Output the full listing word for word.

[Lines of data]

════

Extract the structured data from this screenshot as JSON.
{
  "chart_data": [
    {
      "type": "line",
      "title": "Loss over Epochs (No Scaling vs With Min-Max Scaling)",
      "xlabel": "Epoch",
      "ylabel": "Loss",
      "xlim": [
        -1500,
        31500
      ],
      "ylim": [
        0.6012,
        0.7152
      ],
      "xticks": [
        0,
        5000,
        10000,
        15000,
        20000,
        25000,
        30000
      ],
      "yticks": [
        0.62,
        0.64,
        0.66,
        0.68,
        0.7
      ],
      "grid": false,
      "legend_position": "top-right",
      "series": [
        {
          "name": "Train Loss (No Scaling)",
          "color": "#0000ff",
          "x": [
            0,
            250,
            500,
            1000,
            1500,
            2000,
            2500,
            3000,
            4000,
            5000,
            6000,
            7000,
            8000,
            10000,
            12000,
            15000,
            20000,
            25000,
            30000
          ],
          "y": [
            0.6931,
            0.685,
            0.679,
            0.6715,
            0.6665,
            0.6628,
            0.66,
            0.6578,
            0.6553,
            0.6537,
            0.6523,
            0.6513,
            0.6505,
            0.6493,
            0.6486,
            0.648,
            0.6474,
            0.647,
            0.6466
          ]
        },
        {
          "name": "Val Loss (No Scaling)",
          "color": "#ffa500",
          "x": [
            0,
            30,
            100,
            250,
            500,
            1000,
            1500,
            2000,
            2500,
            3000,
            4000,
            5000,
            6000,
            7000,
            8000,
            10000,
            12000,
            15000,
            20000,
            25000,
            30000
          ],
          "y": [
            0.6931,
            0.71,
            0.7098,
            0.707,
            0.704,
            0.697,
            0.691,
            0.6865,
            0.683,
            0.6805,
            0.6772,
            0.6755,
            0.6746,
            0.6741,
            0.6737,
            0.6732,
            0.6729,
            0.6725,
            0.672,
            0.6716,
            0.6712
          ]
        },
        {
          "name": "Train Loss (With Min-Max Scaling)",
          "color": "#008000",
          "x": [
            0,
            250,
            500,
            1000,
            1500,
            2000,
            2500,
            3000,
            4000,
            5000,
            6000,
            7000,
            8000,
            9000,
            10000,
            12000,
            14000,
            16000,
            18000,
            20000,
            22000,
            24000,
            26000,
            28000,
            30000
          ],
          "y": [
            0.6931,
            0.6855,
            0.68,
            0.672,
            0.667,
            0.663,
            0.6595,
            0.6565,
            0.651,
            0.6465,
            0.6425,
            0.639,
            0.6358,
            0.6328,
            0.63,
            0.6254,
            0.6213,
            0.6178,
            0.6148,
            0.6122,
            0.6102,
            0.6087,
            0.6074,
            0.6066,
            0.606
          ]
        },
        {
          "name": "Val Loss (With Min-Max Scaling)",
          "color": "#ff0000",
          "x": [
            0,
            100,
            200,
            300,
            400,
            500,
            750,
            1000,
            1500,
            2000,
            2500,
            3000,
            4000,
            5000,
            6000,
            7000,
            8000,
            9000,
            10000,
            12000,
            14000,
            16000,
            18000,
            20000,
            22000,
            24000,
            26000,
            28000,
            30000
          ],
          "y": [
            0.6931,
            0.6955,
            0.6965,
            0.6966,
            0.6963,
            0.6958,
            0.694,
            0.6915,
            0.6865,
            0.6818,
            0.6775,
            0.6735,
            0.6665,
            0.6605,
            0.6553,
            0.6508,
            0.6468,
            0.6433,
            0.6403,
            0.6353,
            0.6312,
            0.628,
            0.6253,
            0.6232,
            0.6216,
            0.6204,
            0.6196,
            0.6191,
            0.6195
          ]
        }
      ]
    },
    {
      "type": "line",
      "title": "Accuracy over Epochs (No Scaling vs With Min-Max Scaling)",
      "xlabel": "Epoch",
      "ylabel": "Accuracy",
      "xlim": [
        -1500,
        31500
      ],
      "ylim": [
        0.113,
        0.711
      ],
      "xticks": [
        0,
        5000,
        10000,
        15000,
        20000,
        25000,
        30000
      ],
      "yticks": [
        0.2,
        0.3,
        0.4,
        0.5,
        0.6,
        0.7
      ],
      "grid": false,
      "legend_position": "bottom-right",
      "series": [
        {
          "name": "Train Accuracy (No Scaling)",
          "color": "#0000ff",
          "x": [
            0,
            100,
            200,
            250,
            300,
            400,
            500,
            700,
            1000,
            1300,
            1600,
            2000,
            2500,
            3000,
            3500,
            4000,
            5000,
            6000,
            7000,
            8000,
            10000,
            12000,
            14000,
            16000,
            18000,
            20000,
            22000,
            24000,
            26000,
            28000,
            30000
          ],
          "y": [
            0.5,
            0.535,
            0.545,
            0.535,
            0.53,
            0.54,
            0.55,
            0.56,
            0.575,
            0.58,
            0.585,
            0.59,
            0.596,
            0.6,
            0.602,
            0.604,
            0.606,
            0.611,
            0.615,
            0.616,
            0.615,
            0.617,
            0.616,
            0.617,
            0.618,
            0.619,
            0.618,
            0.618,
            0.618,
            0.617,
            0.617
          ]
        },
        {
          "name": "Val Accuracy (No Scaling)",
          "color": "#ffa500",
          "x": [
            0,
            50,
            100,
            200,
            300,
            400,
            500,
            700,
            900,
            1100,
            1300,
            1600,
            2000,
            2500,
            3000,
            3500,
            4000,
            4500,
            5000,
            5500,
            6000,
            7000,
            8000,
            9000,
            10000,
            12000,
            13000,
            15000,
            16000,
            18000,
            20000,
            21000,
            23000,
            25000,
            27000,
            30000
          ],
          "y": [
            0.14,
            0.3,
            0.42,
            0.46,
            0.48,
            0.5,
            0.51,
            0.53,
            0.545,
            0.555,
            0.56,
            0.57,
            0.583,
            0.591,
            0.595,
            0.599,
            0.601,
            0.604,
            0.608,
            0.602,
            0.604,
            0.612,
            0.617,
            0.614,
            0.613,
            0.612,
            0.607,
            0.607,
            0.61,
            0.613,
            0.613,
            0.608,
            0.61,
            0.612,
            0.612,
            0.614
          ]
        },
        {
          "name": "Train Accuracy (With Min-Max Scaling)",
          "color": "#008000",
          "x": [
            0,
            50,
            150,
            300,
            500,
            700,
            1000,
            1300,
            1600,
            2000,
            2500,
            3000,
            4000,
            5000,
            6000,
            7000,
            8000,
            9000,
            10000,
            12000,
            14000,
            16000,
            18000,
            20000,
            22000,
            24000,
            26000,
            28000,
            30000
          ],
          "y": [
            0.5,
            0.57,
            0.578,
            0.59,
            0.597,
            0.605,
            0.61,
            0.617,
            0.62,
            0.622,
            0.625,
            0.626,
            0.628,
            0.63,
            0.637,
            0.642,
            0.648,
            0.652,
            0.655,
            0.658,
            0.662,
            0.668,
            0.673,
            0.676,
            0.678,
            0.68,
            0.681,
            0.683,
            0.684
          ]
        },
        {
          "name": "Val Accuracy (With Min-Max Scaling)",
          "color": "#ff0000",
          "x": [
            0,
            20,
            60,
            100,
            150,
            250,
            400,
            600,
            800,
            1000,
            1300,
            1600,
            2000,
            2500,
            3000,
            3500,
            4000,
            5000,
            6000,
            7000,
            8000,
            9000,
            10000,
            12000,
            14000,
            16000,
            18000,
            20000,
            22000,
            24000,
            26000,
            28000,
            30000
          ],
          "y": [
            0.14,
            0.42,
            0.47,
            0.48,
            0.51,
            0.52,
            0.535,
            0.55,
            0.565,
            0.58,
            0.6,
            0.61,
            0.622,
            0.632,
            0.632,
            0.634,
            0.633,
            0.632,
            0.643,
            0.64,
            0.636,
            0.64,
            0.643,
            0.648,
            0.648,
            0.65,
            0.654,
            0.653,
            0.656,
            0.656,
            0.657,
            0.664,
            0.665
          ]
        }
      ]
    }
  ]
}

════

# [Result of the task]
Extract the structured data from this screenshot as JSON.
{
  "chart_data": [
    {
      "type": "line",
      "title": "Loss over Epochs (No Scaling vs With Min-Max Scaling)",
      "xlabel": "Epoch",
      "ylabel": "Loss",
      "xlim": [
        -1500,
        31500
      ],
      "ylim": [
        0.6012,
        0.7152
      ],
      "xticks": [
        0,
        5000,
        10000,
        15000,
        20000,
        25000,
        30000
      ],
      "yticks": [
        0.62,
        0.64,
        0.66,
        0.68,
        0.7
      ],
      "grid": false,
      "legend_position": "top-right",
      "series": [
        {
          "name": "Train Loss (No Scaling)",
          "color": "#0000ff",
          "x": [
            0,
            250,
            500,
            1000,
            1500,
            2000,
            2500,
            3000,
            4000,
            5000,
            6000,
            7000,
            8000,
            10000,
            12000,
            15000,
            20000,
            25000,
            30000
          ],
          "y": [
            0.6931,
            0.685,
            0.679,
            0.6715,
            0.6665,
            0.6628,
            0.66,
            0.6578,
            0.6553,
            0.6537,
            0.6523,
            0.6513,
            0.6505,
            0.6493,
            0.6486,
            0.648,
            0.6474,
            0.647,
            0.6466
          ]
        },
        {
          "name": "Val Loss (No Scaling)",
          "color": "#ffa500",
          "x": [
            0,
            30,
            100,
            250,
            500,
            1000,
            1500,
            2000,
            2500,
            3000,
            4000,
            5000,
            6000,
            7000,
            8000,
            10000,
            12000,
            15000,
            20000,
            25000,
            30000
          ],
          "y": [
            0.6931,
            0.71,
            0.7098,
            0.707,
            0.704,
            0.697,
            0.691,
            0.6865,
            0.683,
            0.6805,
            0.6772,
            0.6755,
            0.6746,
            0.6741,
            0.6737,
            0.6732,
            0.6729,
            0.6725,
            0.672,
            0.6716,
            0.6712
          ]
        },
        {
          "name": "Train Loss (With Min-Max Scaling)",
          "color": "#008000",
          "x": [
            0,
            250,
            500,
            1000,
            1500,
            2000,
            2500,
            3000,
            4000,
            5000,
            6000,
            7000,
            8000,
            9000,
            10000,
            12000,
            14000,
            16000,
            18000,
            20000,
            22000,
            24000,
            26000,
            28000,
            30000
          ],
          "y": [
            0.6931,
            0.6855,
            0.68,
            0.672,
            0.667,
            0.663,
            0.6595,
            0.6565,
            0.651,
            0.6465,
            0.6425,
            0.639,
            0.6358,
            0.6328,
            0.63,
            0.6254,
            0.6213,
            0.6178,
            0.6148,
            0.6122,
            0.6102,
            0.6087,
            0.6074,
            0.6066,
            0.606
          ]
        },
        {
          "name": "Val Loss (With Min-Max Scaling)",
          "color": "#ff0000",
          "x": [
            0,
            100,
            200,
            300,
            400,
            500,
            750,
            1000,
            1500,
            2000,
            2500,
            3000,
            4000,
            5000,
            6000,
            7000,
            8000,
            9000,
            10000,
            12000,
            14000,
            16000,
            18000,
            20000,
            22000,
            24000,
            26000,
            28000,
            30000
          ],
          "y": [
            0.6931,
            0.6955,
            0.6965,
            0.6966,
            0.6963,
            0.6958,
            0.694,
            0.6915,
            0.6865,
            0.6818,
            0.6775,
            0.6735,
            0.6665,
            0.6605,
            0.6553,
            0.6508,
            0.6468,
            0.6433,
            0.6403,
            0.6353,
            0.6312,
            0.628,
            0.6253,
            0.6232,
            0.6216,
            0.6204,
            0.6196,
            0.6191,
            0.6195
          ]
        }
      ]
    },
    {
      "type": "line",
      "title": "Accuracy over Epochs (No Scaling vs With Min-Max Scaling)",
      "xlabel": "Epoch",
      "ylabel": "Accuracy",
      "xlim": [
        -1500,
        31500
      ],
      "ylim": [
        0.113,
        0.711
      ],
      "xticks": [
        0,
        5000,
        10000,
        15000,
        20000,
        25000,
        30000
      ],
      "yticks": [
        0.2,
        0.3,
        0.4,
        0.5,
        0.6,
        0.7
      ],
      "grid": false,
      "legend_position": "bottom-right",
      "series": [
        {
          "name": "Train Accuracy (No Scaling)",
          "color": "#0000ff",
          "x": [
            0,
            100,
            200,
            250,
            300,
            400,
            500,
            700,
            1000,
            1300,
            1600,
            2000,
            2500,
            3000,
            3500,
            4000,
            5000,
            6000,
            7000,
            8000,
            10000,
            12000,
            14000,
            16000,
            18000,
            20000,
            22000,
            24000,
            26000,
            28000,
            30000
          ],
          "y": [
            0.5,
            0.535,
            0.545,
            0.535,
            0.53,
            0.54,
            0.55,
            0.56,
            0.575,
            0.58,
            0.585,
            0.59,
            0.596,
            0.6,
            0.602,
            0.604,
            0.606,
            0.611,
            0.615,
            0.616,
            0.615,
            0.617,
            0.616,
            0.617,
            0.618,
            0.619,
            0.618,
            0.618,
            0.618,
            0.617,
            0.617
          ]
        },
        {
          "name": "Val Accuracy (No Scaling)",
          "color": "#ffa500",
          "x": [
            0,
            50,
            100,
            200,
            300,
            400,
            500,
            700,
            900,
            1100,
            1300,
            1600,
            2000,
            2500,
            3000,
            3500,
            4000,
            4500,
            5000,
            5500,
            6000,
            7000,
            8000,
            9000,
            10000,
            12000,
            13000,
            15000,
            16000,
            18000,
            20000,
            21000,
            23000,
            25000,
            27000,
            30000
          ],
          "y": [
            0.14,
            0.3,
            0.42,
            0.46,
            0.48,
            0.5,
            0.51,
            0.53,
            0.545,
            0.555,
            0.56,
            0.57,
            0.583,
            0.591,
            0.595,
            0.599,
            0.601,
            0.604,
            0.608,
            0.602,
            0.604,
            0.612,
            0.617,
            0.614,
            0.613,
            0.612,
            0.607,
            0.607,
            0.61,
            0.613,
            0.613,
            0.608,
            0.61,
            0.612,
            0.612,
            0.614
          ]
        },
        {
          "name": "Train Accuracy (With Min-Max Scaling)",
          "color": "#008000",
          "x": [
            0,
            50,
            150,
            300,
            500,
            700,
            1000,
            1300,
            1600,
            2000,
            2500,
            3000,
            4000,
            5000,
            6000,
            7000,
            8000,
            9000,
            10000,
            12000,
            14000,
            16000,
            18000,
            20000,
            22000,
            24000,
            26000,
            28000,
            30000
          ],
          "y": [
            0.5,
            0.57,
            0.578,
            0.59,
            0.597,
            0.605,
            0.61,
            0.617,
            0.62,
            0.622,
            0.625,
            0.626,
            0.628,
            0.63,
            0.637,
            0.642,
            0.648,
            0.652,
            0.655,
            0.658,
            0.662,
            0.668,
            0.673,
            0.676,
            0.678,
            0.68,
            0.681,
            0.683,
            0.684
          ]
        },
        {
          "name": "Val Accuracy (With Min-Max Scaling)",
          "color": "#ff0000",
          "x": [
            0,
            20,
            60,
            100,
            150,
            250,
            400,
            600,
            800,
            1000,
            1300,
            1600,
            2000,
            2500,
            3000,
            3500,
            4000,
            5000,
            6000,
            7000,
            8000,
            9000,
            10000,
            12000,
            14000,
            16000,
            18000,
            20000,
            22000,
            24000,
            26000,
            28000,
            30000
          ],
          "y": [
            0.14,
            0.42,
            0.47,
            0.48,
            0.51,
            0.52,
            0.535,
            0.55,
            0.565,
            0.58,
            0.6,
            0.61,
            0.622,
            0.632,
            0.632,
            0.634,
            0.633,
            0.632,
            0.643,
            0.64,
            0.636,
            0.64,
            0.643,
            0.648,
            0.648,
            0.65,
            0.654,
            0.653,
            0.656,
            0.656,
            0.657,
            0.664,
            0.665
          ]
        }
      ]
    }
  ]
}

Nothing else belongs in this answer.